(Data entries for graphics)
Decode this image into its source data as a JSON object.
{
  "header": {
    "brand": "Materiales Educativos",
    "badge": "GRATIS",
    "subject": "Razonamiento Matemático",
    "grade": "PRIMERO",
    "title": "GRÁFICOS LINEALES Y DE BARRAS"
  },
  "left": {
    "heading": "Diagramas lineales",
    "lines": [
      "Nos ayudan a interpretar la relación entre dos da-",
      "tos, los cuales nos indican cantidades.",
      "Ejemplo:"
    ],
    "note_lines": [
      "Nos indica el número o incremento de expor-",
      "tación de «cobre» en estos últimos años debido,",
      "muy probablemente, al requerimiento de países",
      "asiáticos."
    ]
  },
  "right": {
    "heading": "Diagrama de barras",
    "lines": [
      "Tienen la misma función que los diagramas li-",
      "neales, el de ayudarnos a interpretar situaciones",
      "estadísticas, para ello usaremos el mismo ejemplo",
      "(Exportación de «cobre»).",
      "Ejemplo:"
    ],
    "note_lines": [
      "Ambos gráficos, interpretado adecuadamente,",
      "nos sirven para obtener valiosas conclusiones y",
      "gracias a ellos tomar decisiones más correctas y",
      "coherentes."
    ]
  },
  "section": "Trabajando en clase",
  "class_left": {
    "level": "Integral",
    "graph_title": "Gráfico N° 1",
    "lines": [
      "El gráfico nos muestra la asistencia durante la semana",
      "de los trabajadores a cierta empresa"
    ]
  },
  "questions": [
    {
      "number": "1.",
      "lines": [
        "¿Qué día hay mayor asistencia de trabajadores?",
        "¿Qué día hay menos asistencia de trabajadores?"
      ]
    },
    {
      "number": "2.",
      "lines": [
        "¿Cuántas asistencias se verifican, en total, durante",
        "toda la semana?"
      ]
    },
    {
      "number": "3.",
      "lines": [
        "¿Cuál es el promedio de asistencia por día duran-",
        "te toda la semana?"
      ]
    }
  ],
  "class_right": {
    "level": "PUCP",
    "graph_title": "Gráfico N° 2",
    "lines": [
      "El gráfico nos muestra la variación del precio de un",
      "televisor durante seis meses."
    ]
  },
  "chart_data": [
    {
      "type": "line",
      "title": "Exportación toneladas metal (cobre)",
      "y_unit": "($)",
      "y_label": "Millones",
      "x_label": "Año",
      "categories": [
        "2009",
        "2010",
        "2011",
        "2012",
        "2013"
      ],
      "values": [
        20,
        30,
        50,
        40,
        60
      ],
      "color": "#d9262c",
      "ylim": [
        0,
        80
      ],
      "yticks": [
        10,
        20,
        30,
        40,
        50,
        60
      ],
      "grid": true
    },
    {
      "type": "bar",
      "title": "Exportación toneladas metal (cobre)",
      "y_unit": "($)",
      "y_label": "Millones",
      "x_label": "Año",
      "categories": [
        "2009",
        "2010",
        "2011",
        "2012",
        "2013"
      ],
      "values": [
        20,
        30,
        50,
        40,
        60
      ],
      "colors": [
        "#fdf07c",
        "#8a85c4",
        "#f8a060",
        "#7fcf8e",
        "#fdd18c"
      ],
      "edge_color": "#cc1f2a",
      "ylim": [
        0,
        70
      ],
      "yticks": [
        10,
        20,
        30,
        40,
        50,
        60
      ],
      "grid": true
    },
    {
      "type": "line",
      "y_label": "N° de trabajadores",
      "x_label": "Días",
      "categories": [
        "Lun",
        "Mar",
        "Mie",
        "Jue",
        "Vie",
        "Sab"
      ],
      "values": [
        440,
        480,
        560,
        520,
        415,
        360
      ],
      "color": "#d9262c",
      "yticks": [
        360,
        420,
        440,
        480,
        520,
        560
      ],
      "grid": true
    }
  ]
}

▶ WRITTEN EXERCISE
Write each line above out exactly.

▶ OUTPUT BELOW
Decode this image into its source data as a JSON object.
{
  "header": {
    "brand": "Materiales Educativos",
    "badge": "GRATIS",
    "subject": "Razonamiento Matemático",
    "grade": "PRIMERO",
    "title": "GRÁFICOS LINEALES Y DE BARRAS"
  },
  "left": {
    "heading": "Diagramas lineales",
    "lines": [
      "Nos ayudan a interpretar la relación entre dos da-",
      "tos, los cuales nos indican cantidades.",
      "Ejemplo:"
    ],
    "note_lines": [
      "Nos indica el número o incremento de expor-",
      "tación de «cobre» en estos últimos años debido,",
      "muy probablemente, al requerimiento de países",
      "asiáticos."
    ]
  },
  "right": {
    "heading": "Diagrama de barras",
    "lines": [
      "Tienen la misma función que los diagramas li-",
      "neales, el de ayudarnos a interpretar situaciones",
      "estadísticas, para ello usaremos el mismo ejemplo",
      "(Exportación de «cobre»).",
      "Ejemplo:"
    ],
    "note_lines": [
      "Ambos gráficos, interpretado adecuadamente,",
      "nos sirven para obtener valiosas conclusiones y",
      "gracias a ellos tomar decisiones más correctas y",
      "coherentes."
    ]
  },
  "section": "Trabajando en clase",
  "class_left": {
    "level": "Integral",
    "graph_title": "Gráfico N° 1",
    "lines": [
      "El gráfico nos muestra la asistencia durante la semana",
      "de los trabajadores a cierta empresa"
    ]
  },
  "questions": [
    {
      "number": "1.",
      "lines": [
        "¿Qué día hay mayor asistencia de trabajadores?",
        "¿Qué día hay menos asistencia de trabajadores?"
      ]
    },
    {
      "number": "2.",
      "lines": [
        "¿Cuántas asistencias se verifican, en total, durante",
        "toda la semana?"
      ]
    },
    {
      "number": "3.",
      "lines": [
        "¿Cuál es el promedio de asistencia por día duran-",
        "te toda la semana?"
      ]
    }
  ],
  "class_right": {
    "level": "PUCP",
    "graph_title": "Gráfico N° 2",
    "lines": [
      "El gráfico nos muestra la variación del precio de un",
      "televisor durante seis meses."
    ]
  },
  "chart_data": [
    {
      "type": "line",
      "title": "Exportación toneladas metal (cobre)",
      "y_unit": "($)",
      "y_label": "Millones",
      "x_label": "Año",
      "categories": [
        "2009",
        "2010",
        "2011",
        "2012",
        "2013"
      ],
      "values": [
        20,
        30,
        50,
        40,
        60
      ],
      "color": "#d9262c",
      "ylim": [
        0,
        80
      ],
      "yticks": [
        10,
        20,
        30,
        40,
        50,
        60
      ],
      "grid": true
    },
    {
      "type": "bar",
      "title": "Exportación toneladas metal (cobre)",
      "y_unit": "($)",
      "y_label": "Millones",
      "x_label": "Año",
      "categories": [
        "2009",
        "2010",
        "2011",
        "2012",
        "2013"
      ],
      "values": [
        20,
        30,
        50,
        40,
        60
      ],
      "colors": [
        "#fdf07c",
        "#8a85c4",
        "#f8a060",
        "#7fcf8e",
        "#fdd18c"
      ],
      "edge_color": "#cc1f2a",
      "ylim": [
        0,
        70
      ],
      "yticks": [
        10,
        20,
        30,
        40,
        50,
        60
      ],
      "grid": true
    },
    {
      "type": "line",
      "y_label": "N° de trabajadores",
      "x_label": "Días",
      "categories": [
        "Lun",
        "Mar",
        "Mie",
        "Jue",
        "Vie",
        "Sab"
      ],
      "values": [
        440,
        480,
        560,
        520,
        415,
        360
      ],
      "color": "#d9262c",
      "yticks": [
        360,
        420,
        440,
        480,
        520,
        560
      ],
      "grid": true
    }
  ]
}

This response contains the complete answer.